(Aim): Don't copy the pictures; return every other part of the records exactly.

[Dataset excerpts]

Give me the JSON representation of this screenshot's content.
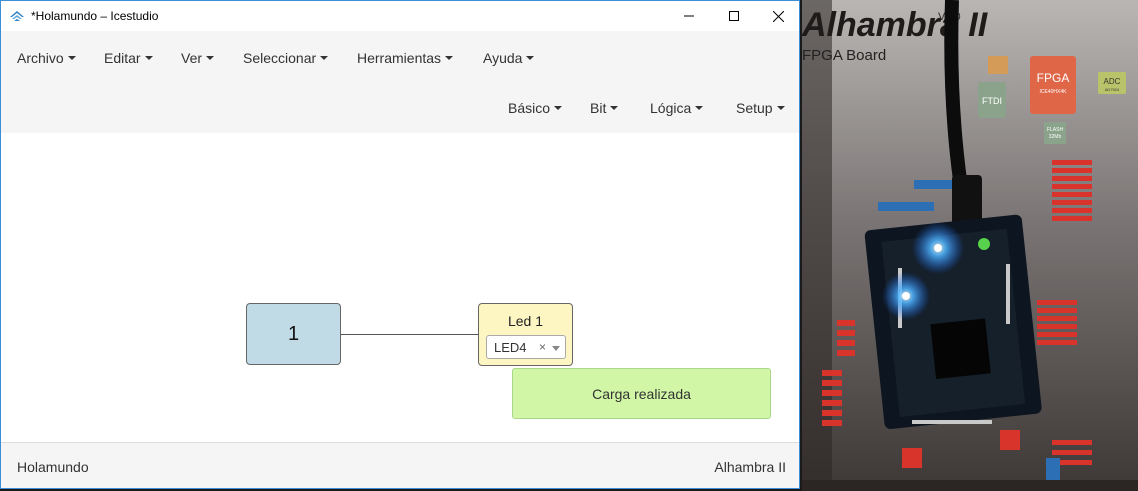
{
  "window": {
    "title": "*Holamundo – Icestudio"
  },
  "menubar": {
    "top": [
      {
        "label": "Archivo"
      },
      {
        "label": "Editar"
      },
      {
        "label": "Ver"
      },
      {
        "label": "Seleccionar"
      },
      {
        "label": "Herramientas"
      },
      {
        "label": "Ayuda"
      }
    ],
    "blocks": [
      {
        "label": "Básico"
      },
      {
        "label": "Bit"
      },
      {
        "label": "Lógica"
      },
      {
        "label": "Setup"
      }
    ]
  },
  "canvas": {
    "const_block": {
      "value": "1"
    },
    "led_block": {
      "title": "Led 1",
      "selected": "LED4",
      "clear": "×"
    },
    "notification": "Carga realizada"
  },
  "footer": {
    "project": "Holamundo",
    "board": "Alhambra II"
  },
  "photo": {
    "board_title": "Alhambra II",
    "version": "V1.0",
    "subtitle": "FPGA Board",
    "fpga_label": "FPGA",
    "fpga_chip": "ICE40HX4K",
    "ftdi_label": "FTDI",
    "adc_label": "ADC",
    "adc_chip": "AD7924",
    "flash_label": "FLASH",
    "flash_size": "32Mb"
  },
  "colors": {
    "accent": "#3c8fd6",
    "const_block": "#c0dae6",
    "led_block": "#fdf6c3",
    "toast": "#d1f7a6"
  }
}
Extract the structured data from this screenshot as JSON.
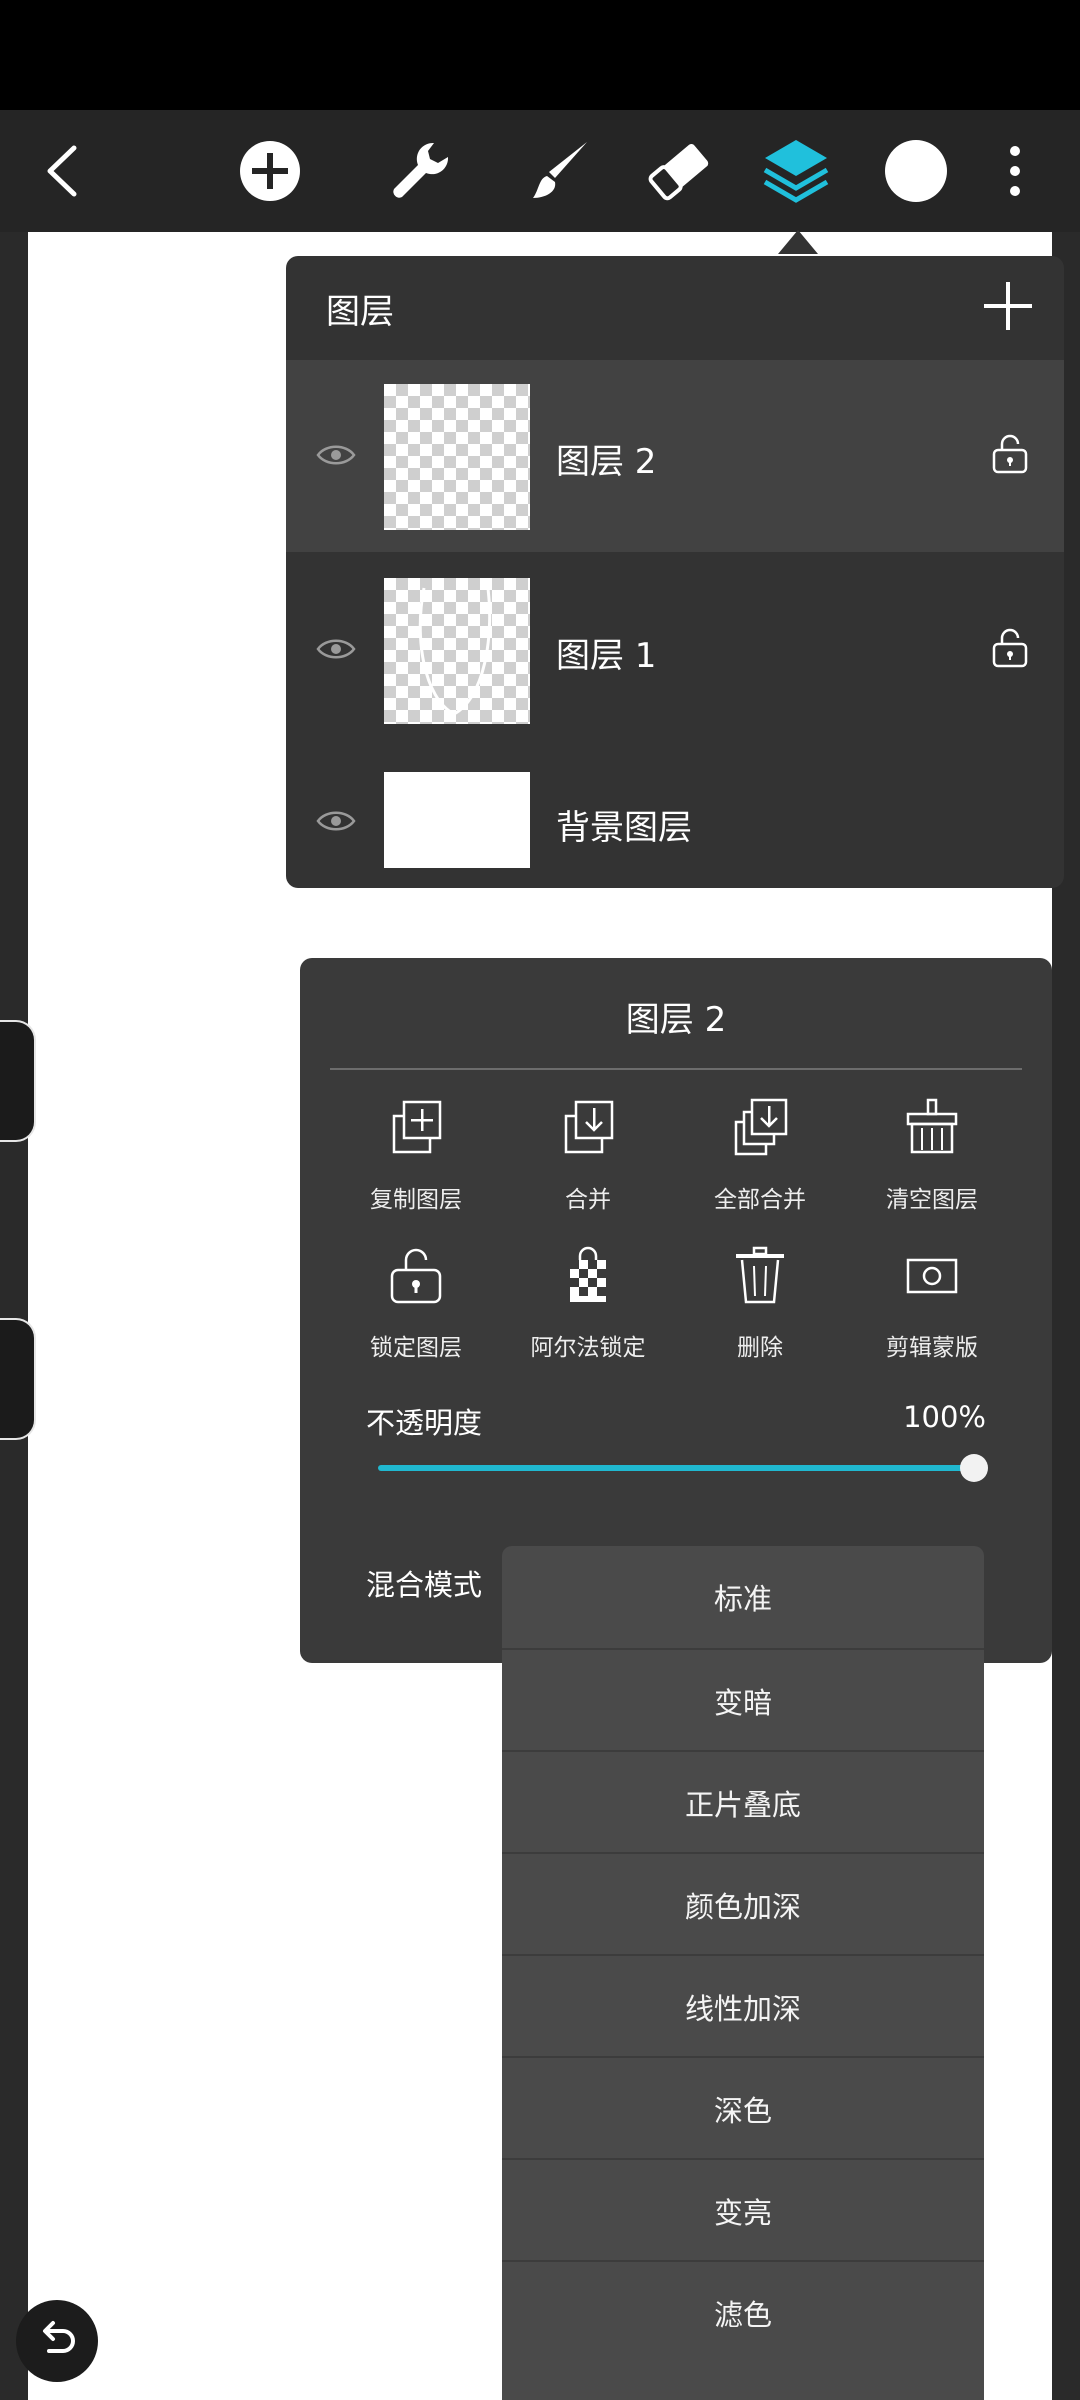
{
  "toolbar": {
    "icons": [
      "back-icon",
      "add-icon",
      "wrench-icon",
      "brush-icon",
      "eraser-icon",
      "layers-icon",
      "color-swatch",
      "more-icon"
    ],
    "accent": "#20c0dc",
    "current_color": "#ffffff"
  },
  "layers_panel": {
    "title": "图层",
    "layers": [
      {
        "name": "图层 2",
        "selected": true
      },
      {
        "name": "图层 1",
        "selected": false
      },
      {
        "name": "背景图层",
        "selected": false
      }
    ]
  },
  "layer_props": {
    "title": "图层 2",
    "actions": [
      {
        "label": "复制图层",
        "icon": "duplicate-layer-icon"
      },
      {
        "label": "合并",
        "icon": "merge-icon"
      },
      {
        "label": "全部合并",
        "icon": "merge-all-icon"
      },
      {
        "label": "清空图层",
        "icon": "clear-layer-icon"
      },
      {
        "label": "锁定图层",
        "icon": "lock-layer-icon"
      },
      {
        "label": "阿尔法锁定",
        "icon": "alpha-lock-icon"
      },
      {
        "label": "删除",
        "icon": "trash-icon"
      },
      {
        "label": "剪辑蒙版",
        "icon": "clipping-mask-icon"
      }
    ],
    "opacity_label": "不透明度",
    "opacity_value": "100%",
    "opacity_fraction": 1.0,
    "blend_label": "混合模式"
  },
  "blend_modes": [
    "标准",
    "变暗",
    "正片叠底",
    "颜色加深",
    "线性加深",
    "深色",
    "变亮",
    "滤色"
  ]
}
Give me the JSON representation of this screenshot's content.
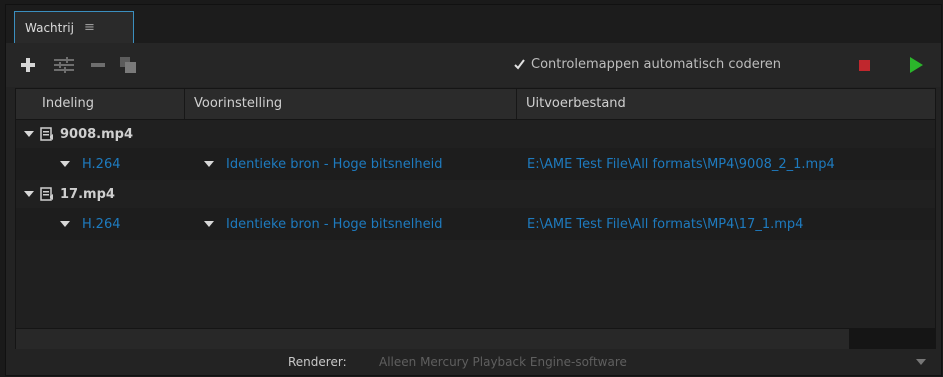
{
  "panel": {
    "tab_label": "Wachtrij",
    "tab_menu_icon": "≡"
  },
  "toolbar": {
    "add_icon": "plus-icon",
    "settings_icon": "sliders-icon",
    "remove_icon": "minus-icon",
    "duplicate_icon": "duplicate-icon",
    "watch_checkbox_checked": true,
    "watch_label": "Controlemappen automatisch coderen",
    "stop_color": "#c0272d",
    "play_color": "#2bb52b"
  },
  "table": {
    "columns": [
      "Indeling",
      "Voorinstelling",
      "Uitvoerbestand"
    ],
    "groups": [
      {
        "name": "9008.mp4",
        "items": [
          {
            "format": "H.264",
            "preset": "Identieke bron - Hoge bitsnelheid",
            "output": "E:\\AME Test File\\All formats\\MP4\\9008_2_1.mp4"
          }
        ]
      },
      {
        "name": "17.mp4",
        "items": [
          {
            "format": "H.264",
            "preset": "Identieke bron - Hoge bitsnelheid",
            "output": "E:\\AME Test File\\All formats\\MP4\\17_1.mp4"
          }
        ]
      }
    ]
  },
  "footer": {
    "renderer_label": "Renderer:",
    "renderer_value": "Alleen Mercury Playback Engine-software"
  },
  "colors": {
    "accent": "#3b8fbf",
    "link": "#1e7bbf"
  }
}
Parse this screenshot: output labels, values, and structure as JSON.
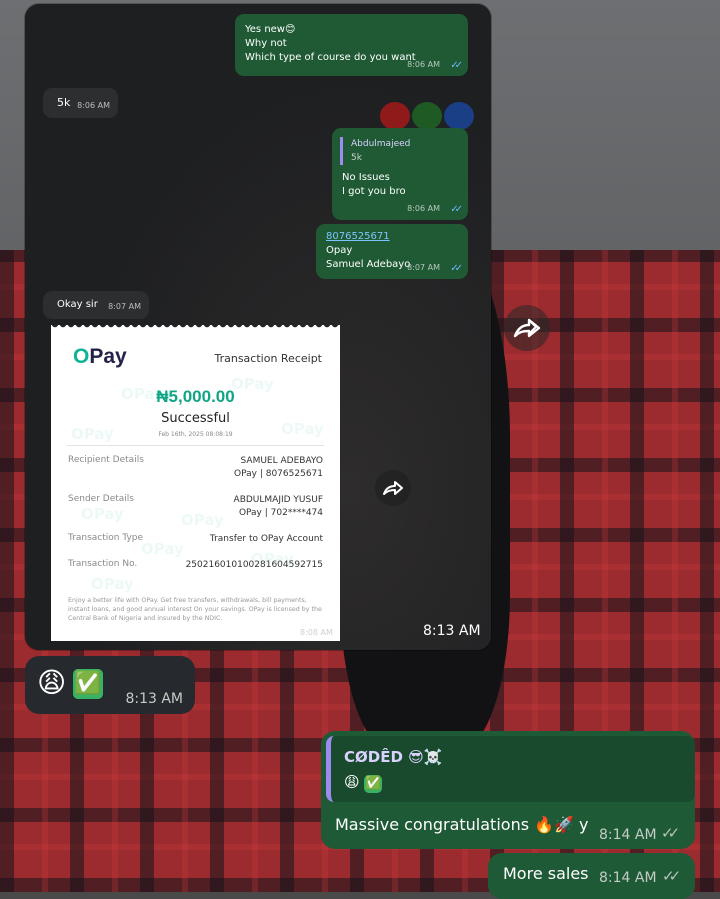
{
  "forwarded_screenshot": {
    "messages": [
      {
        "dir": "out",
        "lines": [
          "Yes new😊",
          "Why not",
          "Which type of course do you want"
        ],
        "time": "8:06 AM"
      },
      {
        "dir": "in",
        "lines": [
          "5k"
        ],
        "time": "8:06 AM"
      },
      {
        "dir": "out",
        "quote": {
          "name": "Abdulmajeed",
          "text": "5k"
        },
        "lines": [
          "No Issues",
          "I got you bro"
        ],
        "time": "8:06 AM"
      },
      {
        "dir": "out",
        "link": "8076525671",
        "lines": [
          "Opay",
          "Samuel Adebayo"
        ],
        "time": "8:07 AM"
      },
      {
        "dir": "in",
        "lines": [
          "Okay sir"
        ],
        "time": "8:07 AM"
      }
    ],
    "receipt": {
      "brand": "Pay",
      "title": "Transaction Receipt",
      "amount": "₦5,000.00",
      "status": "Successful",
      "date": "Feb 16th, 2025 08:08:19",
      "recipient_label": "Recipient Details",
      "recipient_name": "SAMUEL ADEBAYO",
      "recipient_account": "OPay | 8076525671",
      "sender_label": "Sender Details",
      "sender_name": "ABDULMAJID YUSUF",
      "sender_account": "OPay | 702****474",
      "type_label": "Transaction Type",
      "type_value": "Transfer to OPay Account",
      "no_label": "Transaction No.",
      "no_value": "250216010100281604592715",
      "footer": "Enjoy a better life with OPay. Get free transfers, withdrawals, bill payments, instant loans, and good annual interest On your savings. OPay is licensed by the Central Bank of Nigeria and insured by the NDIC.",
      "watermark": "OPay"
    },
    "receipt_time": "8:08 AM",
    "time": "8:13 AM"
  },
  "messages": [
    {
      "id": "m1",
      "emoji": [
        "😩",
        "✅"
      ],
      "time": "8:13 AM"
    },
    {
      "id": "m2",
      "reply": {
        "name": "CØDÊD 😎☠️",
        "text": [
          "😩",
          "✅"
        ]
      },
      "text": "Massive congratulations 🔥🚀 y",
      "time": "8:14 AM"
    },
    {
      "id": "m3",
      "text": "More sales",
      "time": "8:14 AM"
    }
  ],
  "icons": {
    "forward": "forward-icon",
    "double_check": "double-check-icon"
  },
  "colors": {
    "outgoing": "#1e5a36",
    "incoming": "#262a2e",
    "link": "#7ec3ff",
    "opay_green": "#10b394",
    "quote_bar": "#9c8cf0"
  }
}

(Written solution):
Give me the JSON representation of this screenshot's content.
{
  "window": {
    "title": "*Holamundo – Icestudio"
  },
  "menubar": {
    "top": [
      {
        "label": "Archivo"
      },
      {
        "label": "Editar"
      },
      {
        "label": "Ver"
      },
      {
        "label": "Seleccionar"
      },
      {
        "label": "Herramientas"
      },
      {
        "label": "Ayuda"
      }
    ],
    "blocks": [
      {
        "label": "Básico"
      },
      {
        "label": "Bit"
      },
      {
        "label": "Lógica"
      },
      {
        "label": "Setup"
      }
    ]
  },
  "canvas": {
    "const_block": {
      "value": "1"
    },
    "led_block": {
      "title": "Led 1",
      "selected": "LED4",
      "clear": "×"
    },
    "notification": "Carga realizada"
  },
  "footer": {
    "project": "Holamundo",
    "board": "Alhambra II"
  },
  "photo": {
    "board_title": "Alhambra II",
    "version": "V1.0",
    "subtitle": "FPGA Board",
    "fpga_label": "FPGA",
    "fpga_chip": "ICE40HX4K",
    "ftdi_label": "FTDI",
    "adc_label": "ADC",
    "adc_chip": "AD7924",
    "flash_label": "FLASH",
    "flash_size": "32Mb"
  },
  "colors": {
    "accent": "#3c8fd6",
    "const_block": "#c0dae6",
    "led_block": "#fdf6c3",
    "toast": "#d1f7a6"
  }
}
Extract the structured data from this screenshot as JSON.
{
  "toolbar": {
    "icons": [
      "back-icon",
      "add-icon",
      "wrench-icon",
      "brush-icon",
      "eraser-icon",
      "layers-icon",
      "color-swatch",
      "more-icon"
    ],
    "accent": "#20c0dc",
    "current_color": "#ffffff"
  },
  "layers_panel": {
    "title": "图层",
    "layers": [
      {
        "name": "图层 2",
        "selected": true
      },
      {
        "name": "图层 1",
        "selected": false
      },
      {
        "name": "背景图层",
        "selected": false
      }
    ]
  },
  "layer_props": {
    "title": "图层 2",
    "actions": [
      {
        "label": "复制图层",
        "icon": "duplicate-layer-icon"
      },
      {
        "label": "合并",
        "icon": "merge-icon"
      },
      {
        "label": "全部合并",
        "icon": "merge-all-icon"
      },
      {
        "label": "清空图层",
        "icon": "clear-layer-icon"
      },
      {
        "label": "锁定图层",
        "icon": "lock-layer-icon"
      },
      {
        "label": "阿尔法锁定",
        "icon": "alpha-lock-icon"
      },
      {
        "label": "删除",
        "icon": "trash-icon"
      },
      {
        "label": "剪辑蒙版",
        "icon": "clipping-mask-icon"
      }
    ],
    "opacity_label": "不透明度",
    "opacity_value": "100%",
    "opacity_fraction": 1.0,
    "blend_label": "混合模式"
  },
  "blend_modes": [
    "标准",
    "变暗",
    "正片叠底",
    "颜色加深",
    "线性加深",
    "深色",
    "变亮",
    "滤色"
  ]
}
Give me the JSON representation of this screenshot's content.
{
  "panel": {
    "tab_label": "Wachtrij",
    "tab_menu_icon": "≡"
  },
  "toolbar": {
    "add_icon": "plus-icon",
    "settings_icon": "sliders-icon",
    "remove_icon": "minus-icon",
    "duplicate_icon": "duplicate-icon",
    "watch_checkbox_checked": true,
    "watch_label": "Controlemappen automatisch coderen",
    "stop_color": "#c0272d",
    "play_color": "#2bb52b"
  },
  "table": {
    "columns": [
      "Indeling",
      "Voorinstelling",
      "Uitvoerbestand"
    ],
    "groups": [
      {
        "name": "9008.mp4",
        "items": [
          {
            "format": "H.264",
            "preset": "Identieke bron - Hoge bitsnelheid",
            "output": "E:\\AME Test File\\All formats\\MP4\\9008_2_1.mp4"
          }
        ]
      },
      {
        "name": "17.mp4",
        "items": [
          {
            "format": "H.264",
            "preset": "Identieke bron - Hoge bitsnelheid",
            "output": "E:\\AME Test File\\All formats\\MP4\\17_1.mp4"
          }
        ]
      }
    ]
  },
  "footer": {
    "renderer_label": "Renderer:",
    "renderer_value": "Alleen Mercury Playback Engine-software"
  },
  "colors": {
    "accent": "#3b8fbf",
    "link": "#1e7bbf"
  }
}
Parse this screenshot: output labels, values, and structure as JSON.
{
  "forwarded_screenshot": {
    "messages": [
      {
        "dir": "out",
        "lines": [
          "Yes new😊",
          "Why not",
          "Which type of course do you want"
        ],
        "time": "8:06 AM"
      },
      {
        "dir": "in",
        "lines": [
          "5k"
        ],
        "time": "8:06 AM"
      },
      {
        "dir": "out",
        "quote": {
          "name": "Abdulmajeed",
          "text": "5k"
        },
        "lines": [
          "No Issues",
          "I got you bro"
        ],
        "time": "8:06 AM"
      },
      {
        "dir": "out",
        "link": "8076525671",
        "lines": [
          "Opay",
          "Samuel Adebayo"
        ],
        "time": "8:07 AM"
      },
      {
        "dir": "in",
        "lines": [
          "Okay sir"
        ],
        "time": "8:07 AM"
      }
    ],
    "receipt": {
      "brand": "Pay",
      "title": "Transaction Receipt",
      "amount": "₦5,000.00",
      "status": "Successful",
      "date": "Feb 16th, 2025 08:08:19",
      "recipient_label": "Recipient Details",
      "recipient_name": "SAMUEL ADEBAYO",
      "recipient_account": "OPay | 8076525671",
      "sender_label": "Sender Details",
      "sender_name": "ABDULMAJID YUSUF",
      "sender_account": "OPay | 702****474",
      "type_label": "Transaction Type",
      "type_value": "Transfer to OPay Account",
      "no_label": "Transaction No.",
      "no_value": "250216010100281604592715",
      "footer": "Enjoy a better life with OPay. Get free transfers, withdrawals, bill payments, instant loans, and good annual interest On your savings. OPay is licensed by the Central Bank of Nigeria and insured by the NDIC.",
      "watermark": "OPay"
    },
    "receipt_time": "8:08 AM",
    "time": "8:13 AM"
  },
  "messages": [
    {
      "id": "m1",
      "emoji": [
        "😩",
        "✅"
      ],
      "time": "8:13 AM"
    },
    {
      "id": "m2",
      "reply": {
        "name": "CØDÊD 😎☠️",
        "text": [
          "😩",
          "✅"
        ]
      },
      "text": "Massive congratulations 🔥🚀 y",
      "time": "8:14 AM"
    },
    {
      "id": "m3",
      "text": "More sales",
      "time": "8:14 AM"
    }
  ],
  "icons": {
    "forward": "forward-icon",
    "double_check": "double-check-icon"
  },
  "colors": {
    "outgoing": "#1e5a36",
    "incoming": "#262a2e",
    "link": "#7ec3ff",
    "opay_green": "#10b394",
    "quote_bar": "#9c8cf0"
  }
}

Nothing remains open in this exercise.